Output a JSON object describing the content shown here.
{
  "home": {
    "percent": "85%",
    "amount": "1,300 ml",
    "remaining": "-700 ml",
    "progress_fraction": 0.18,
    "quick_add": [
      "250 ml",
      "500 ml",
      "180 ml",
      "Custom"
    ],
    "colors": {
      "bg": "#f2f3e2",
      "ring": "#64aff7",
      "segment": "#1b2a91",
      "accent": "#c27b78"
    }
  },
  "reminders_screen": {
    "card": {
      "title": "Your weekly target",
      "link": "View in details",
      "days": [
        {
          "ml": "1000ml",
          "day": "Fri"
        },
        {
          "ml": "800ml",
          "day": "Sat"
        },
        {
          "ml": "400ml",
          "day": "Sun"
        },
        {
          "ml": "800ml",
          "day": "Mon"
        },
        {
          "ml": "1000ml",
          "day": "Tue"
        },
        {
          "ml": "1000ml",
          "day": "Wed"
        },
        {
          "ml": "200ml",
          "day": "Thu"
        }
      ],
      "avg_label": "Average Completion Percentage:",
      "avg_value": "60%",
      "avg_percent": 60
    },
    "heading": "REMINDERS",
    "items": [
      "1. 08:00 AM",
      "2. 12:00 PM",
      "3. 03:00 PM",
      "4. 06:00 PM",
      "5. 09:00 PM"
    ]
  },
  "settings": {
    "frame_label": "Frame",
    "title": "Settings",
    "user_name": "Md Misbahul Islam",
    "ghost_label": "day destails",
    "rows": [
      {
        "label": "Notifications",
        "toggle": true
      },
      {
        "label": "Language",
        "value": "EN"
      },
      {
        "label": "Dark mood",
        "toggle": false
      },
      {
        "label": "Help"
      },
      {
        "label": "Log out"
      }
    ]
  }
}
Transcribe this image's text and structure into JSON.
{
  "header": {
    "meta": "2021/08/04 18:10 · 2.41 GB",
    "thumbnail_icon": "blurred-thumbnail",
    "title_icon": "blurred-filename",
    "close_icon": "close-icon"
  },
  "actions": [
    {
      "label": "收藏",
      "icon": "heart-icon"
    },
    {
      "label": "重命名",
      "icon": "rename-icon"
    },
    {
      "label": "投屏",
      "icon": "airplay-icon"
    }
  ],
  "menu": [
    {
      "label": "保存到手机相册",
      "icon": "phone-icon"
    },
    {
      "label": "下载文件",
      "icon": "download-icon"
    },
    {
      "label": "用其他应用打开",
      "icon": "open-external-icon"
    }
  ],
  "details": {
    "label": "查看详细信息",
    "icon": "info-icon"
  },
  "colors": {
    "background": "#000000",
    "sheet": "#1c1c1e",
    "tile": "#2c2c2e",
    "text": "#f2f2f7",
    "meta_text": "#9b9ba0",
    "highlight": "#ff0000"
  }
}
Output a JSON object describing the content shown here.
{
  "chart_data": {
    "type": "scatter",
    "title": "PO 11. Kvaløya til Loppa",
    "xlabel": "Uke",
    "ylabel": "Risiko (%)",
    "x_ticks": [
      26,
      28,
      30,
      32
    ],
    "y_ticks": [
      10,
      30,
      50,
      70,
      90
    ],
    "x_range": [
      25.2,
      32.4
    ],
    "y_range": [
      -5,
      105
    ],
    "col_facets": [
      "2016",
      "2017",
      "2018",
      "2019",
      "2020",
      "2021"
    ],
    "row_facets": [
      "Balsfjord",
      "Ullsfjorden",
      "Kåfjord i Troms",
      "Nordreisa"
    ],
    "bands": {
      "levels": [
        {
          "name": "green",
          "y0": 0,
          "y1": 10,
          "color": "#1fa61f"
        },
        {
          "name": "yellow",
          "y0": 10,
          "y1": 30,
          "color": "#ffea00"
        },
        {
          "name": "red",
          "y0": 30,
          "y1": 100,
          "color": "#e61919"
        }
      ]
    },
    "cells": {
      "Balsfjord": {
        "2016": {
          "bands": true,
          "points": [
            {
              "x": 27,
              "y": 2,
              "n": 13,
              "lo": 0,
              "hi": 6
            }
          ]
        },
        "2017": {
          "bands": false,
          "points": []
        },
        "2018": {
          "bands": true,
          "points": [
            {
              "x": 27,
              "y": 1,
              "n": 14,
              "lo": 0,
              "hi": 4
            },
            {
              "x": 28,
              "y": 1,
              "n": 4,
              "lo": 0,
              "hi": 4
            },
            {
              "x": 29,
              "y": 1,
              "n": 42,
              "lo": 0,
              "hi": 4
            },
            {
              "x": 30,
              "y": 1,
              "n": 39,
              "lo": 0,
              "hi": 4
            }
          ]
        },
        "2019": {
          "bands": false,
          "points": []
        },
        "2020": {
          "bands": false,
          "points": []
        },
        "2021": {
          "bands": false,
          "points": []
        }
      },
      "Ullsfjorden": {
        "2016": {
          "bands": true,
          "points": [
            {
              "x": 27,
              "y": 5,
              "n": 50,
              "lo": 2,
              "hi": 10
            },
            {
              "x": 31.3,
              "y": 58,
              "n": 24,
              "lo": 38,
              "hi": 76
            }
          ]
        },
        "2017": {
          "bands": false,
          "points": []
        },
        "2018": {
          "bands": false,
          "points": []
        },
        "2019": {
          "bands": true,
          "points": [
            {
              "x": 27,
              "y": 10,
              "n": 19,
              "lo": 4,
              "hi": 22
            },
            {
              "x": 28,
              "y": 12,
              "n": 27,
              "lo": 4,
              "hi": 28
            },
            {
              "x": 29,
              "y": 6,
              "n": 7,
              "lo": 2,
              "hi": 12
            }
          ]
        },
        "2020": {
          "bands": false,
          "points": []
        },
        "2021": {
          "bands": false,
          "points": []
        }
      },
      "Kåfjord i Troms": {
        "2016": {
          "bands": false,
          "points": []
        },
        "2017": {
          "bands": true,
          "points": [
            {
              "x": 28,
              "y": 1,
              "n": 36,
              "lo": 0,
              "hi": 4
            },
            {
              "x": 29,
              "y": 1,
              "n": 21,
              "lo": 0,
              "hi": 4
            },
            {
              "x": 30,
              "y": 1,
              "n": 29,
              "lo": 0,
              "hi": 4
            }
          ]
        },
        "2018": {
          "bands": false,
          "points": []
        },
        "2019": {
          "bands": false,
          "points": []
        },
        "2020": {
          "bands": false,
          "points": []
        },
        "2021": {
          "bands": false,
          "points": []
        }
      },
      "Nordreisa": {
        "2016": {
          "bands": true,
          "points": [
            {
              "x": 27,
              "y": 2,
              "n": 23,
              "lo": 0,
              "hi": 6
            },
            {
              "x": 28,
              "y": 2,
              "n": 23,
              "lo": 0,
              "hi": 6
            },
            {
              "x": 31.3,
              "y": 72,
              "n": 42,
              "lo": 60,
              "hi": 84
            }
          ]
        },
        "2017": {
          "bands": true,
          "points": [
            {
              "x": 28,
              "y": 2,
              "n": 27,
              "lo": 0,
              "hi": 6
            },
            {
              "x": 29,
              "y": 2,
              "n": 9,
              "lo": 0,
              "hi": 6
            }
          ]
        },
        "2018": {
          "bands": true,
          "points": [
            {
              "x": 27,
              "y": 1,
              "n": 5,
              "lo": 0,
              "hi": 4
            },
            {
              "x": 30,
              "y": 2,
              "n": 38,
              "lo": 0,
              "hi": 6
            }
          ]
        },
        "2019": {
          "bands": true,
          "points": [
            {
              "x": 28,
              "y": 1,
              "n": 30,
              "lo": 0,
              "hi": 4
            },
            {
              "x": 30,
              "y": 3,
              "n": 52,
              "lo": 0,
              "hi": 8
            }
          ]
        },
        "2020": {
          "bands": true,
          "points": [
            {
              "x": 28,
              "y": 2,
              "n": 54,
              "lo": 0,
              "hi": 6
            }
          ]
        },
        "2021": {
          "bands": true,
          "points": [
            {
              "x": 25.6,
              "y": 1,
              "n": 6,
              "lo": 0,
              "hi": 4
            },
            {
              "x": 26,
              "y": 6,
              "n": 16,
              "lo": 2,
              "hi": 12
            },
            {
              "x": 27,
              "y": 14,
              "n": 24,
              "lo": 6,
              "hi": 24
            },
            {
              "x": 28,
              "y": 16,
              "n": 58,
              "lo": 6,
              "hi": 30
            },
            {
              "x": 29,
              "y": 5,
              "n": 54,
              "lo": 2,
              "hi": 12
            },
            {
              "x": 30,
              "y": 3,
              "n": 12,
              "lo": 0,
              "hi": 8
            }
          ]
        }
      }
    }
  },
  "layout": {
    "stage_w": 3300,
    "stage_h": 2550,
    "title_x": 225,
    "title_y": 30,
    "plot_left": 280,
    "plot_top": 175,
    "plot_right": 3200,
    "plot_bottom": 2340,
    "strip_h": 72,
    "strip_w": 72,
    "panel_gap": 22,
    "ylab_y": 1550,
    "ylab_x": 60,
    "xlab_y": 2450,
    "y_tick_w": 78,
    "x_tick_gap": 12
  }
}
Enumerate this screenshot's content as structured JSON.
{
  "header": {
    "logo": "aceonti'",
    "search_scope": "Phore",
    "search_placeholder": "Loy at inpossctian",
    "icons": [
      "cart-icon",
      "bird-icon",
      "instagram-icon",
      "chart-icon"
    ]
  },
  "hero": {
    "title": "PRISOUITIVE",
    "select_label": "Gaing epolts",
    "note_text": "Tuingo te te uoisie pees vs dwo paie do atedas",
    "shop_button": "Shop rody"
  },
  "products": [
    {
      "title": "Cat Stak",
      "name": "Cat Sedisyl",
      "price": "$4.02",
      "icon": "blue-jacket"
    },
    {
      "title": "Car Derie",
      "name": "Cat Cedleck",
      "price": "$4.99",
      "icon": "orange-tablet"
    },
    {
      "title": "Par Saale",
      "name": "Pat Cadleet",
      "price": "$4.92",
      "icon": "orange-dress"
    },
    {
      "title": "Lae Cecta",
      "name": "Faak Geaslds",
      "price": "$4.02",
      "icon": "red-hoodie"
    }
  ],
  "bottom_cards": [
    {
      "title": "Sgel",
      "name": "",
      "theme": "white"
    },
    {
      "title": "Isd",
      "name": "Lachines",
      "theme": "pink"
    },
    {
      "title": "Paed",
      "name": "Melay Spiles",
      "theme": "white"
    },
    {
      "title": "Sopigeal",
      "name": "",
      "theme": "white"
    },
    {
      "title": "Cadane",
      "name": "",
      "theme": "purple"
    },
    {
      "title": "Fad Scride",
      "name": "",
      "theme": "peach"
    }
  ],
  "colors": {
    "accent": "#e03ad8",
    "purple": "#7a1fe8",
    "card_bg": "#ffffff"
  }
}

Given exercise: Search the records for the string "orange" and return every line in which it occurs.

Exercise response:
      "icon": "orange-tablet"
      "icon": "orange-dress"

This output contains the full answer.